■ EXERCISE PROMPT
Repeat the material verbatim. Images are excluded from the copy.

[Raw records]

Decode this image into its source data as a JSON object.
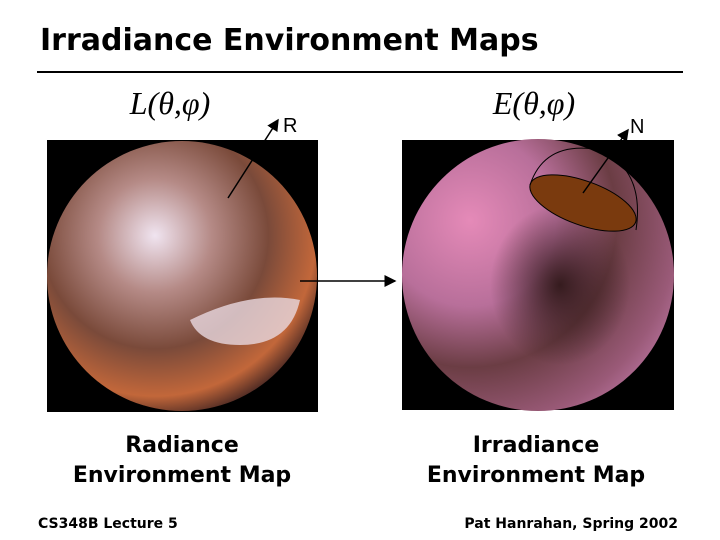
{
  "header": {
    "title": "Irradiance Environment Maps"
  },
  "left": {
    "formula": "L(θ,φ)",
    "vector_label": "R",
    "caption": [
      "Radiance",
      "Environment Map"
    ]
  },
  "right": {
    "formula": "E(θ,φ)",
    "vector_label": "N",
    "caption": [
      "Irradiance",
      "Environment Map"
    ]
  },
  "footer": {
    "left": "CS348B Lecture 5",
    "right": "Pat Hanrahan, Spring 2002"
  }
}
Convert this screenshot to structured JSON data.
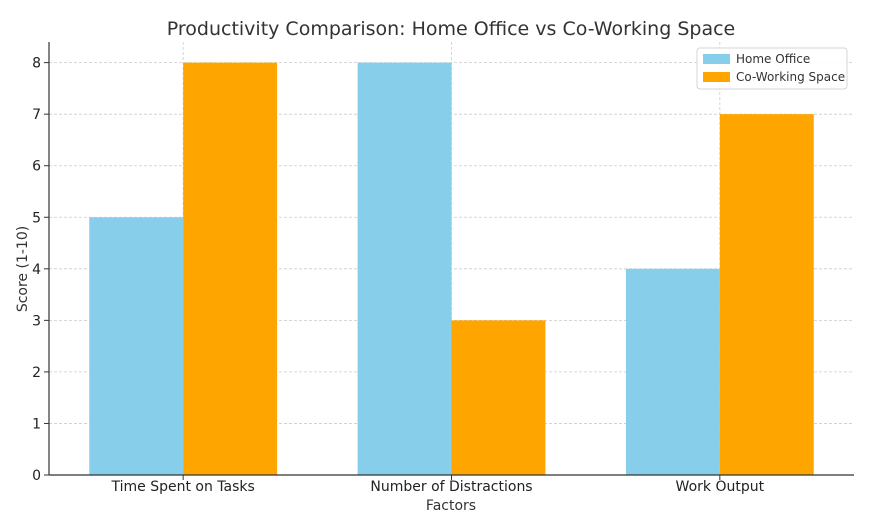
{
  "chart_data": {
    "type": "bar",
    "title": "Productivity Comparison: Home Office vs Co-Working Space",
    "xlabel": "Factors",
    "ylabel": "Score (1-10)",
    "categories": [
      "Time Spent on Tasks",
      "Number of Distractions",
      "Work Output"
    ],
    "series": [
      {
        "name": "Home Office",
        "values": [
          5,
          8,
          4
        ],
        "color": "#87CEEB"
      },
      {
        "name": "Co-Working Space",
        "values": [
          8,
          3,
          7
        ],
        "color": "#FFA500"
      }
    ],
    "ylim": [
      0,
      8.4
    ],
    "yticks": [
      0,
      1,
      2,
      3,
      4,
      5,
      6,
      7,
      8
    ],
    "grid": true,
    "legend_position": "top-right"
  }
}
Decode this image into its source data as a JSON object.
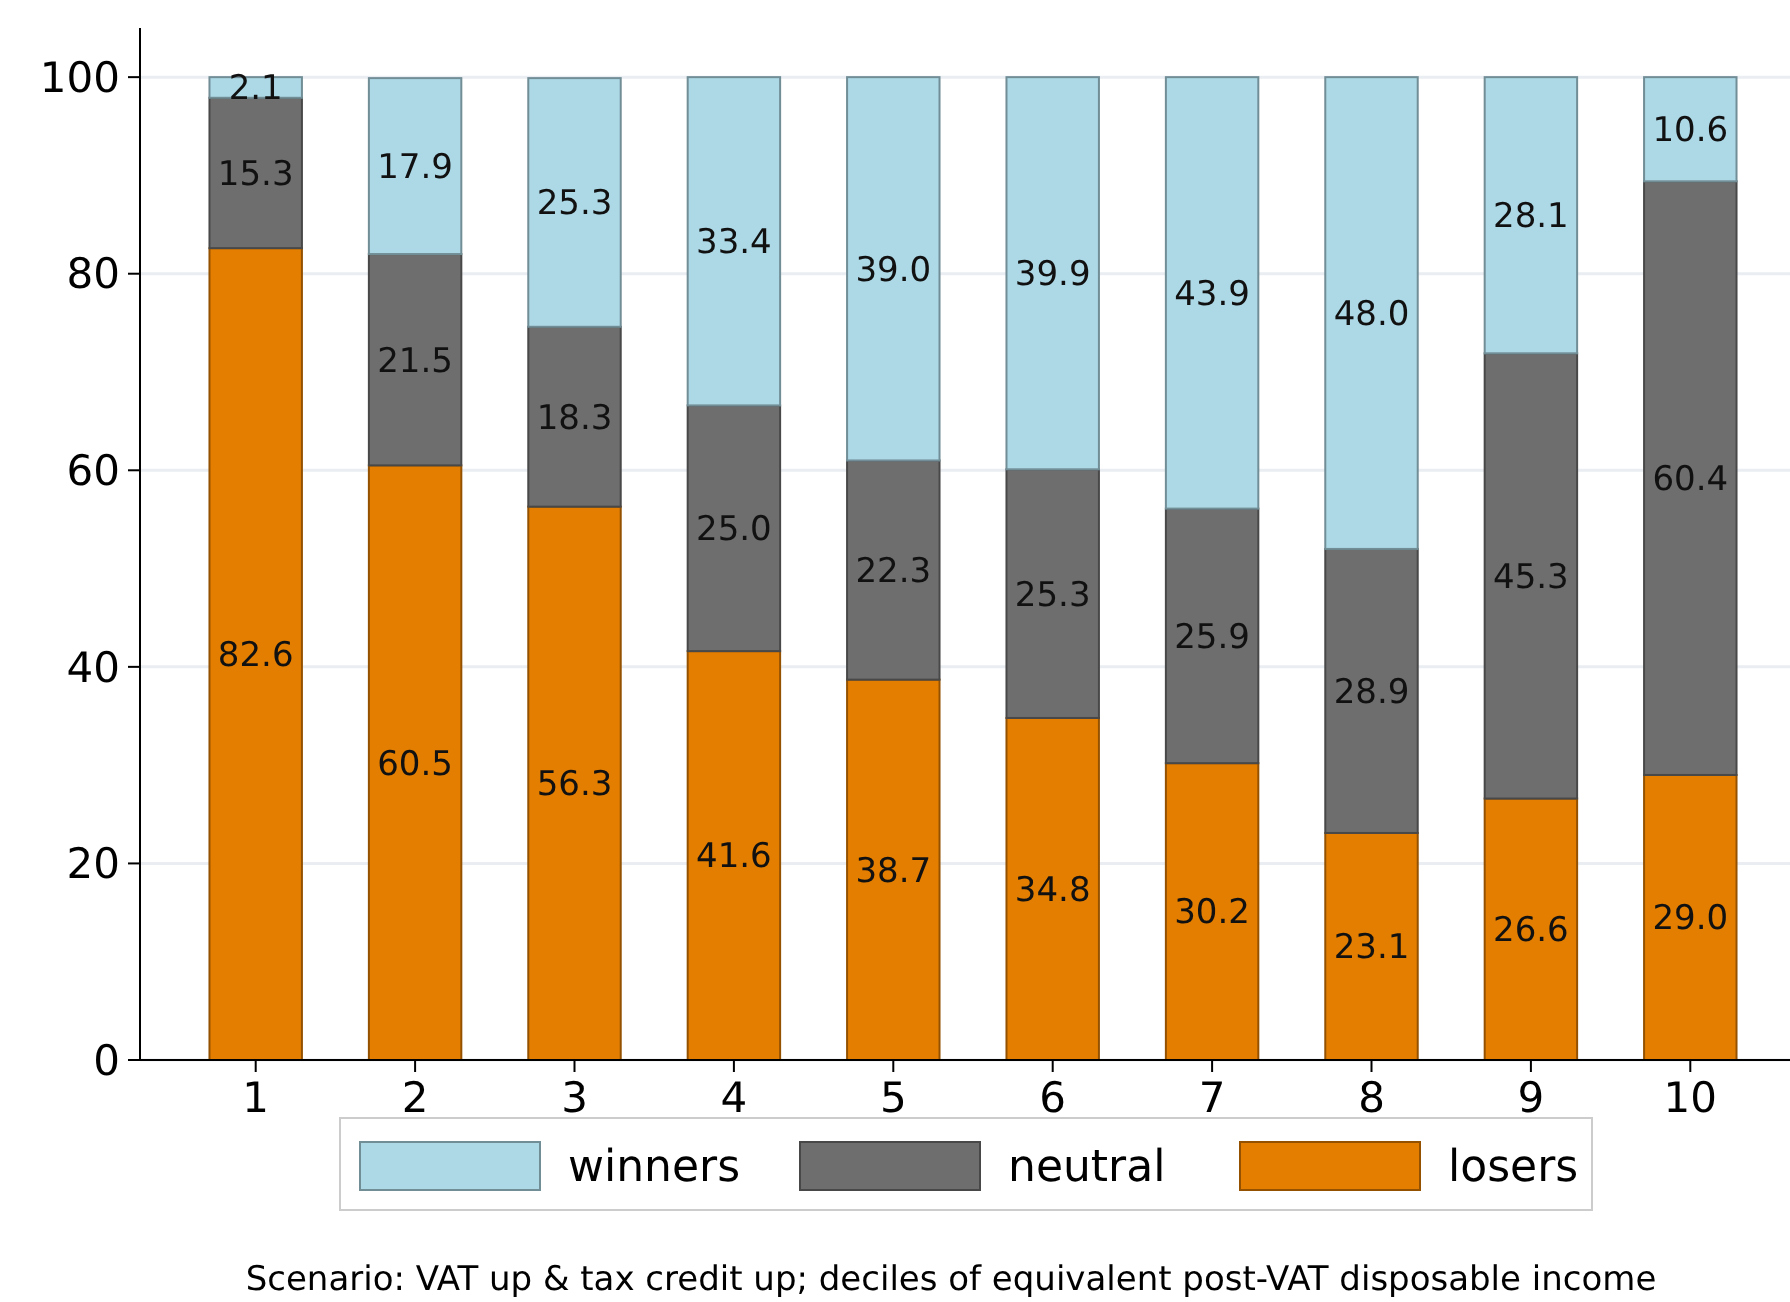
{
  "chart_data": {
    "type": "bar",
    "stacked": true,
    "categories": [
      "1",
      "2",
      "3",
      "4",
      "5",
      "6",
      "7",
      "8",
      "9",
      "10"
    ],
    "series": [
      {
        "name": "losers",
        "color": "#e37e00",
        "values": [
          82.6,
          60.5,
          56.3,
          41.6,
          38.7,
          34.8,
          30.2,
          23.1,
          26.6,
          29.0
        ],
        "value_labels": [
          "82.6",
          "60.5",
          "56.3",
          "41.6",
          "38.7",
          "34.8",
          "30.2",
          "23.1",
          "26.6",
          "29.0"
        ]
      },
      {
        "name": "neutral",
        "color": "#6e6e6e",
        "values": [
          15.3,
          21.5,
          18.3,
          25.0,
          22.3,
          25.3,
          25.9,
          28.9,
          45.3,
          60.4
        ],
        "value_labels": [
          "15.3",
          "21.5",
          "18.3",
          "25.0",
          "22.3",
          "25.3",
          "25.9",
          "28.9",
          "45.3",
          "60.4"
        ]
      },
      {
        "name": "winners",
        "color": "#add8e6",
        "values": [
          2.1,
          17.9,
          25.3,
          33.4,
          39.0,
          39.9,
          43.9,
          48.0,
          28.1,
          10.6
        ],
        "value_labels": [
          "2.1",
          "17.9",
          "25.3",
          "33.4",
          "39.0",
          "39.9",
          "43.9",
          "48.0",
          "28.1",
          "10.6"
        ]
      }
    ],
    "ylim": [
      0,
      105
    ],
    "yticks": [
      0,
      20,
      40,
      60,
      80,
      100
    ],
    "grid": "y",
    "legend": "bottom",
    "annotations": [
      "Scenario: VAT up & tax credit up; deciles of equivalent post-VAT disposable income"
    ]
  }
}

■ FULL ANSWER
Decode this image into its source data as a JSON object.
{
  "header": {
    "title": "Irradiance Environment Maps"
  },
  "left": {
    "formula": "L(θ,φ)",
    "vector_label": "R",
    "caption": [
      "Radiance",
      "Environment Map"
    ]
  },
  "right": {
    "formula": "E(θ,φ)",
    "vector_label": "N",
    "caption": [
      "Irradiance",
      "Environment Map"
    ]
  },
  "footer": {
    "left": "CS348B Lecture 5",
    "right": "Pat Hanrahan, Spring 2002"
  }
}
Convert this screenshot to structured JSON data.
{
  "chart_data": {
    "type": "bar",
    "title": "Productivity Comparison: Home Office vs Co-Working Space",
    "xlabel": "Factors",
    "ylabel": "Score (1-10)",
    "categories": [
      "Time Spent on Tasks",
      "Number of Distractions",
      "Work Output"
    ],
    "series": [
      {
        "name": "Home Office",
        "values": [
          5,
          8,
          4
        ],
        "color": "#87CEEB"
      },
      {
        "name": "Co-Working Space",
        "values": [
          8,
          3,
          7
        ],
        "color": "#FFA500"
      }
    ],
    "ylim": [
      0,
      8.4
    ],
    "yticks": [
      0,
      1,
      2,
      3,
      4,
      5,
      6,
      7,
      8
    ],
    "grid": true,
    "legend_position": "top-right"
  }
}
Decode this image into its source data as a JSON object.
{
  "chart_data": {
    "type": "bar",
    "stacked": true,
    "categories": [
      "1",
      "2",
      "3",
      "4",
      "5",
      "6",
      "7",
      "8",
      "9",
      "10"
    ],
    "series": [
      {
        "name": "losers",
        "color": "#e37e00",
        "values": [
          82.6,
          60.5,
          56.3,
          41.6,
          38.7,
          34.8,
          30.2,
          23.1,
          26.6,
          29.0
        ],
        "value_labels": [
          "82.6",
          "60.5",
          "56.3",
          "41.6",
          "38.7",
          "34.8",
          "30.2",
          "23.1",
          "26.6",
          "29.0"
        ]
      },
      {
        "name": "neutral",
        "color": "#6e6e6e",
        "values": [
          15.3,
          21.5,
          18.3,
          25.0,
          22.3,
          25.3,
          25.9,
          28.9,
          45.3,
          60.4
        ],
        "value_labels": [
          "15.3",
          "21.5",
          "18.3",
          "25.0",
          "22.3",
          "25.3",
          "25.9",
          "28.9",
          "45.3",
          "60.4"
        ]
      },
      {
        "name": "winners",
        "color": "#add8e6",
        "values": [
          2.1,
          17.9,
          25.3,
          33.4,
          39.0,
          39.9,
          43.9,
          48.0,
          28.1,
          10.6
        ],
        "value_labels": [
          "2.1",
          "17.9",
          "25.3",
          "33.4",
          "39.0",
          "39.9",
          "43.9",
          "48.0",
          "28.1",
          "10.6"
        ]
      }
    ],
    "ylim": [
      0,
      105
    ],
    "yticks": [
      0,
      20,
      40,
      60,
      80,
      100
    ],
    "grid": "y",
    "legend": "bottom",
    "annotations": [
      "Scenario: VAT up & tax credit up; deciles of equivalent post-VAT disposable income"
    ]
  }
}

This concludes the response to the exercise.